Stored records
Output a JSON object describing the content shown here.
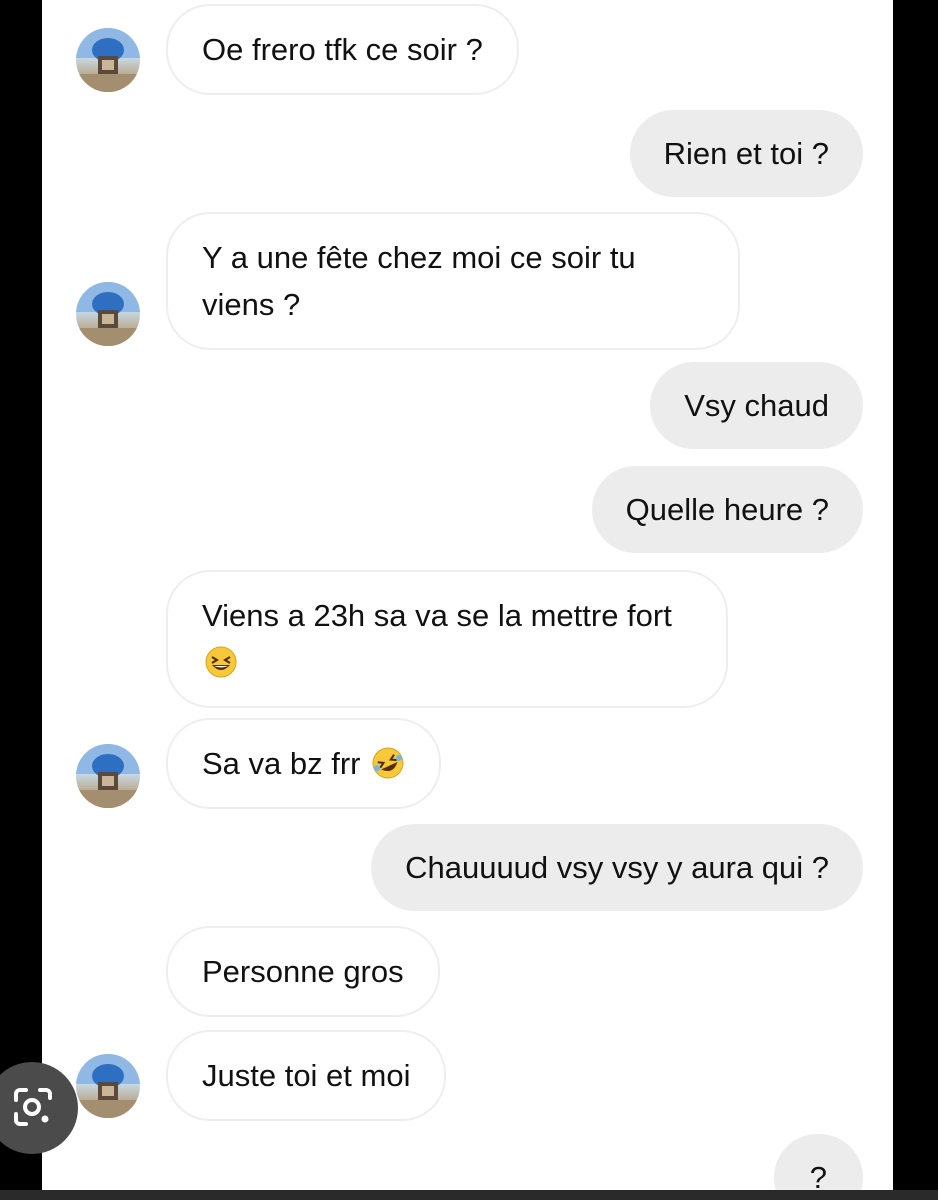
{
  "messages": [
    {
      "text": "Oe frero tfk ce soir ?"
    },
    {
      "text": "Rien et toi ?"
    },
    {
      "text": "Y a une fête chez moi ce soir tu viens ?"
    },
    {
      "text": "Vsy chaud"
    },
    {
      "text": "Quelle heure ?"
    },
    {
      "text": "Viens a 23h sa va se la mettre fort"
    },
    {
      "text": "Sa va bz frr"
    },
    {
      "text": "Chauuuud vsy vsy y aura qui ?"
    },
    {
      "text": "Personne gros"
    },
    {
      "text": "Juste toi et moi"
    },
    {
      "text": "?"
    }
  ],
  "icons": {
    "avatar": "contact-avatar-photo",
    "emoji_1": "grinning-squinting-face-emoji",
    "emoji_2": "rolling-on-the-floor-laughing-emoji",
    "overlay_button": "lens-search-icon"
  },
  "colors": {
    "received_bubble": "#ffffff",
    "sent_bubble": "#ececec",
    "text": "#111111",
    "overlay_button": "#4b4b4b"
  }
}
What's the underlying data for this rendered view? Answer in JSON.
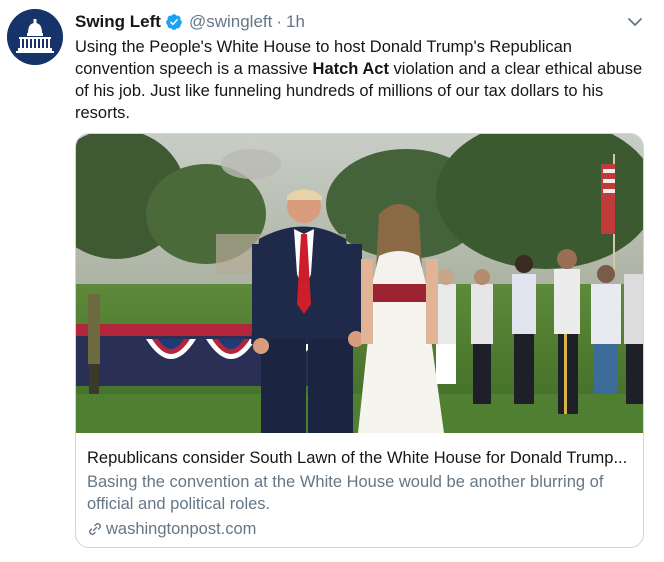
{
  "tweet": {
    "author_name": "Swing Left",
    "handle": "@swingleft",
    "separator": "·",
    "time": "1h",
    "text_part1": "Using the People's White House to host Donald Trump's Republican convention speech is a massive ",
    "text_bold": "Hatch Act",
    "text_part2": " violation and a clear ethical abuse of his job. Just like funneling hundreds of millions of our tax dollars to his resorts."
  },
  "card": {
    "title": "Republicans consider South Lawn of the White House for Donald Trump...",
    "description": "Basing the convention at the White House would be another blurring of official and political roles.",
    "domain": "washingtonpost.com"
  },
  "icons": {
    "verified": "verified-badge-icon",
    "caret": "chevron-down-icon",
    "link": "link-icon"
  },
  "colors": {
    "text": "#14171a",
    "secondary": "#657786",
    "verified": "#1da1f2",
    "border": "#ccd6dd",
    "avatar_bg": "#16346a"
  }
}
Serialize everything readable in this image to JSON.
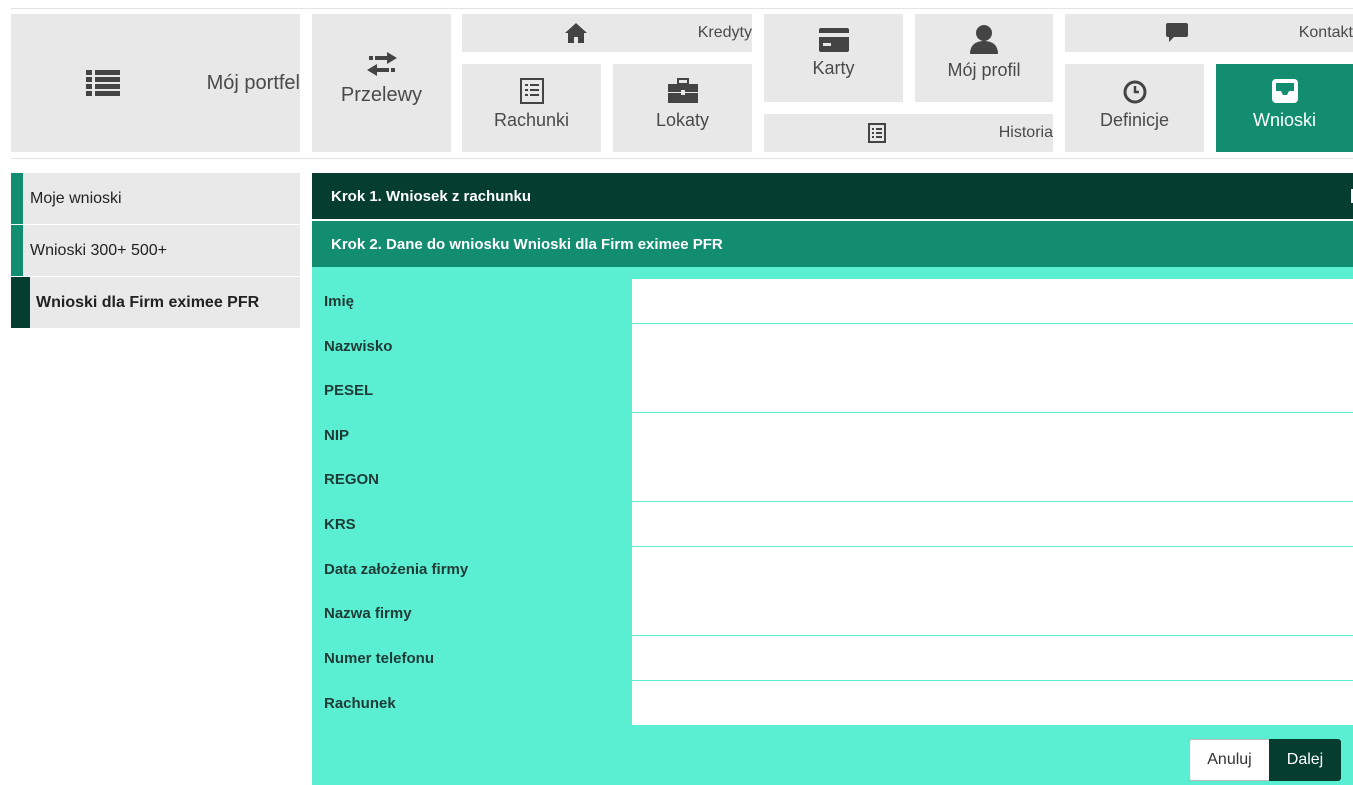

- Stated task: Go through the entries above and pull out each line with "House" in it.

- Task solution:
    "text_part1": "Using the People's White House to host Donald Trump's Republican convention speech is a massive ",
    "title": "Republicans consider South Lawn of the White House for Donald Trump...",
    "description": "Basing the convention at the White House would be another blurring of official and political roles.",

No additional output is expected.